EXTRAIT FOURNI —
=======
Tragédie d'après l'oeuvre éponyme de Racine, mise en scène de Naïs El Fassi, avec Nacima Bekhtaoui, Clément Oliva, Maïa Rivière, Lisa Spurio, Jackee Toto et Matthieu Tune.
Pour sa première mise en scène, hors celle d'une création collective présentée en début d'année dans ce même théâtre de l'Etoile du Nord dans le cadre d'un festival de formes courtes autour de Shakespeare, la jeune comédienne Naïs El Fassi n'a pas opté pour la facilité en choisissant non seulement une pièce du répertoire mais, de surcroît, une tragédie.
Et elle livre avec "Andromaque m'a tué(e)", adaptation de l'Andromaque de Racine, un travail très intéressant, pour lequel elle s'est judicieusement inspirée d'une réflexion exploratoire menée au début des années 80 par Jean-Luc Dénis, metteur en scène canadien, dont les lignes directrices concernent tant le fond que la forme pour se concentrer sur le coeur thématique intemporel qu'est la passion dévastatrice dans cette "chaîne amoureuse à sens unique" sur fond de guerre de Troie.
=======
TÂCHES —
**a.** Recopiez le passage de l'extrait fourni allant de « Et elle livre » à « guerre de Troie. », en remplaçant « passion dévastatrice » par « passion destructrice ».
**b.** D'après l'extrait fourni, quel metteur en scène canadien a mené au début des années 80 la réflexion exploratoire dont s'est inspirée Naïs El Fassi ?
Les entrées ne sont d'aucune utilité ici.
=======
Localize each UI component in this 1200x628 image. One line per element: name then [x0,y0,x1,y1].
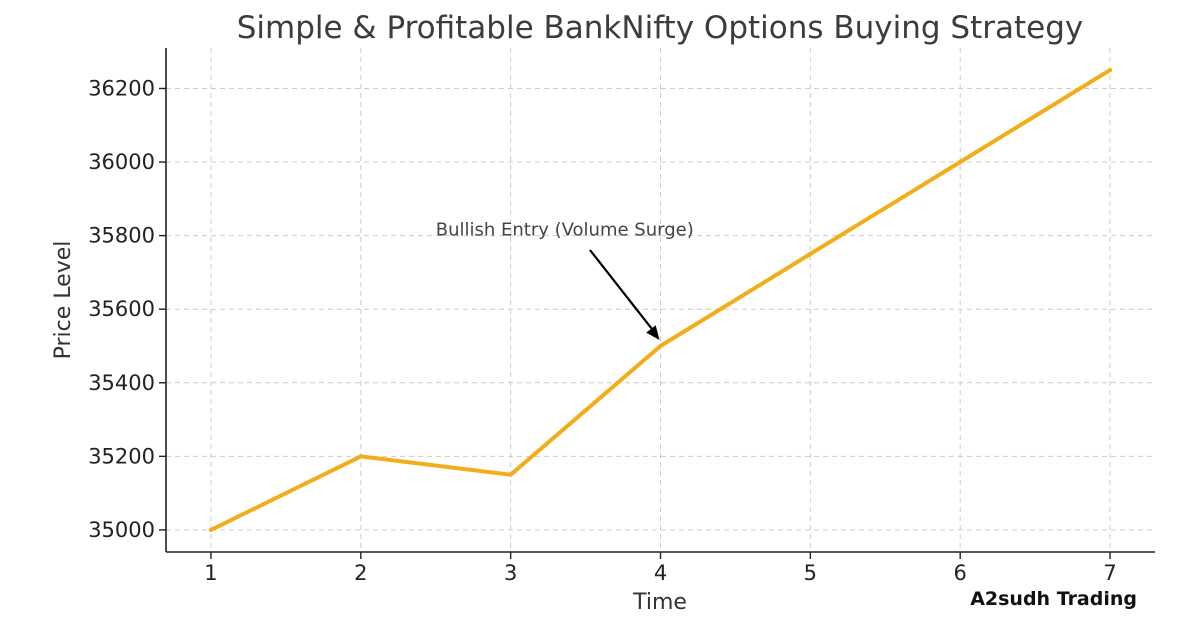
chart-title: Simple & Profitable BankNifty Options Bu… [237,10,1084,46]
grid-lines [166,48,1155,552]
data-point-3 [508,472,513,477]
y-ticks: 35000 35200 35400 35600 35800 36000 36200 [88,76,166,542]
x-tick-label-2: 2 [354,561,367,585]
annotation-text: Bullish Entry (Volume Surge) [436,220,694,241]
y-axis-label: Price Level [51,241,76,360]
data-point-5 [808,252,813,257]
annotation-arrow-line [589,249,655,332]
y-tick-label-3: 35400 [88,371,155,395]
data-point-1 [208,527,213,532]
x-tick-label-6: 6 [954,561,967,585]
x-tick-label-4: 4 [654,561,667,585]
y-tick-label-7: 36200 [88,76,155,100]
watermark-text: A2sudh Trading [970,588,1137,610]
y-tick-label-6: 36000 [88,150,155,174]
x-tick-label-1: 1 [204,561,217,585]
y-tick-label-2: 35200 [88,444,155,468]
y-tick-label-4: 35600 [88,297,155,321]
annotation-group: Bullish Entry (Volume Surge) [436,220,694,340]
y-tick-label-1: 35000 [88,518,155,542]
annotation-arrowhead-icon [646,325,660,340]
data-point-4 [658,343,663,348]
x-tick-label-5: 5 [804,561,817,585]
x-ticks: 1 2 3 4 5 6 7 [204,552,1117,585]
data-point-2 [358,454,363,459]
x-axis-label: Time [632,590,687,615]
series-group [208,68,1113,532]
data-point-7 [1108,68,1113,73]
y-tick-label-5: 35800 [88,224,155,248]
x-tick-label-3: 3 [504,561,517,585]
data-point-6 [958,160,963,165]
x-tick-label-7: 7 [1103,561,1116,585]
=======
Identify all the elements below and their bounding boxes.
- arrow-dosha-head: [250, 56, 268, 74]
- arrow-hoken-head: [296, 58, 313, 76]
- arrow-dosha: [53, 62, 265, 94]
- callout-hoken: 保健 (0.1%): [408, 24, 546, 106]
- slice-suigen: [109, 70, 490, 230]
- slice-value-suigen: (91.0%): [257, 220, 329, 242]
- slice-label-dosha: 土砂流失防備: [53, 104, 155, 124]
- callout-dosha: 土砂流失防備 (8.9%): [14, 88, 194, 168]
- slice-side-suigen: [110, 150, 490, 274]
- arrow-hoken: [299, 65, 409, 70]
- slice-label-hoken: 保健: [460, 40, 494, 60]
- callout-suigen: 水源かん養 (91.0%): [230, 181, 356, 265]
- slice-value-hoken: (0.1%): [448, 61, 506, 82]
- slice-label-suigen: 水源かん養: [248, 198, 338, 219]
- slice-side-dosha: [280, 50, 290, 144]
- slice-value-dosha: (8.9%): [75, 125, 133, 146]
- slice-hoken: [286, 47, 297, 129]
=======
RÉPONSES AUX TÂCHES —
**a.**
Et elle livre avec "Andromaque m'a tué(e)", adaptation de l'Andromaque de Racine, un travail très intéressant, pour lequel elle s'est judicieusement inspirée d'une réflexion exploratoire menée au début des années 80 par Jean-Luc Dénis, metteur en scène canadien, dont les lignes directrices concernent tant le fond que la forme pour se concentrer sur le coeur thématique intemporel qu'est la passion destructrice dans cette "chaîne amoureuse à sens unique" sur fond de guerre de Troie.

**b.** Jean-Luc Dénis.